Short task: Quote the entries in full, character for character, without their images.

Information supplied:
━━━━━━━━━━━━━━━━

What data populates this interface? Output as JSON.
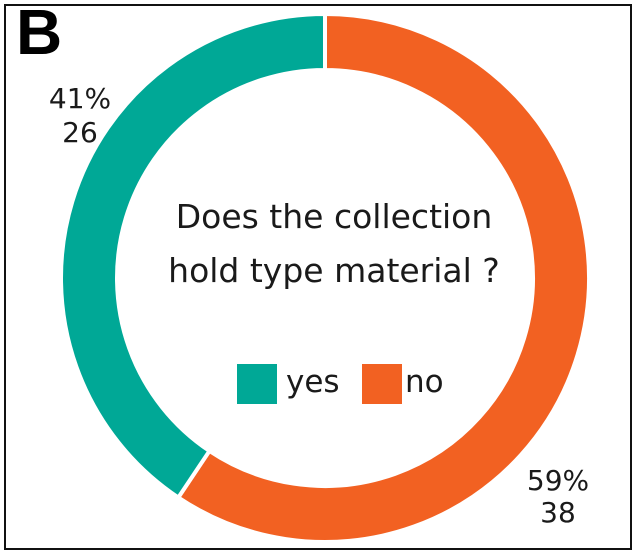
{
  "panel_label": "B",
  "chart_data": {
    "type": "pie",
    "style": "donut",
    "title": "Does the collection hold type material ?",
    "title_lines": [
      "Does the collection",
      "hold type material ?"
    ],
    "categories": [
      "yes",
      "no"
    ],
    "values": [
      26,
      38
    ],
    "percentages": [
      "41%",
      "59%"
    ],
    "colors": [
      "#00A896",
      "#F26122"
    ],
    "legend": {
      "placement": "center",
      "entries": [
        "yes",
        "no"
      ]
    },
    "start_angle": "top",
    "direction": "clockwise-no-first",
    "labels": {
      "yes": {
        "percent": "41%",
        "count": "26"
      },
      "no": {
        "percent": "59%",
        "count": "38"
      }
    }
  }
}
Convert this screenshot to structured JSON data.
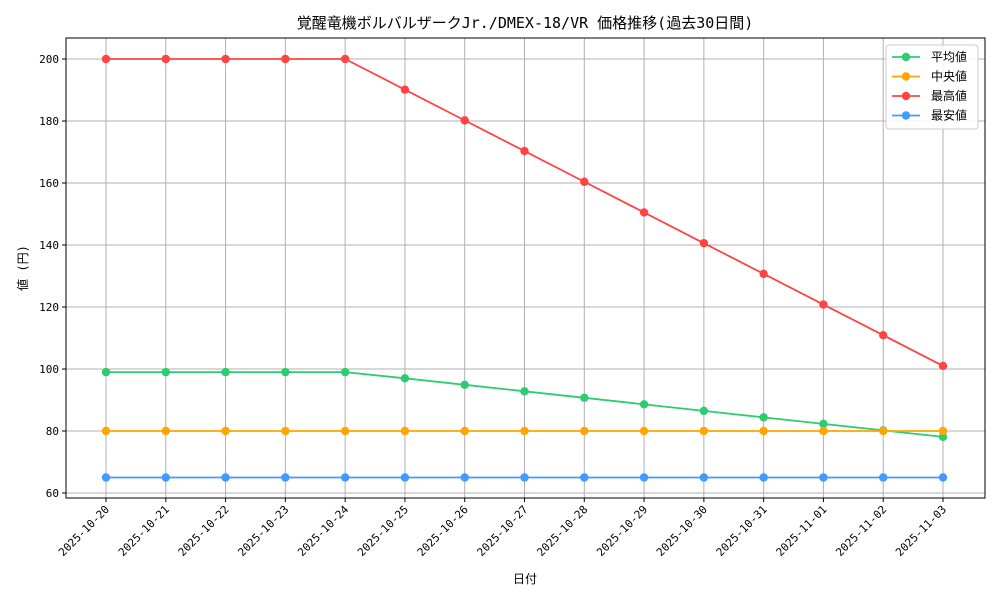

━━━━━━━━━━━━━━━━

Written solution:
What data populates this interface? Output as JSON.
{
  "panel_label": "B",
  "chart_data": {
    "type": "pie",
    "style": "donut",
    "title": "Does the collection hold type material ?",
    "title_lines": [
      "Does the collection",
      "hold type material ?"
    ],
    "categories": [
      "yes",
      "no"
    ],
    "values": [
      26,
      38
    ],
    "percentages": [
      "41%",
      "59%"
    ],
    "colors": [
      "#00A896",
      "#F26122"
    ],
    "legend": {
      "placement": "center",
      "entries": [
        "yes",
        "no"
      ]
    },
    "start_angle": "top",
    "direction": "clockwise-no-first",
    "labels": {
      "yes": {
        "percent": "41%",
        "count": "26"
      },
      "no": {
        "percent": "59%",
        "count": "38"
      }
    }
  }
}
Convert this screenshot to structured JSON data.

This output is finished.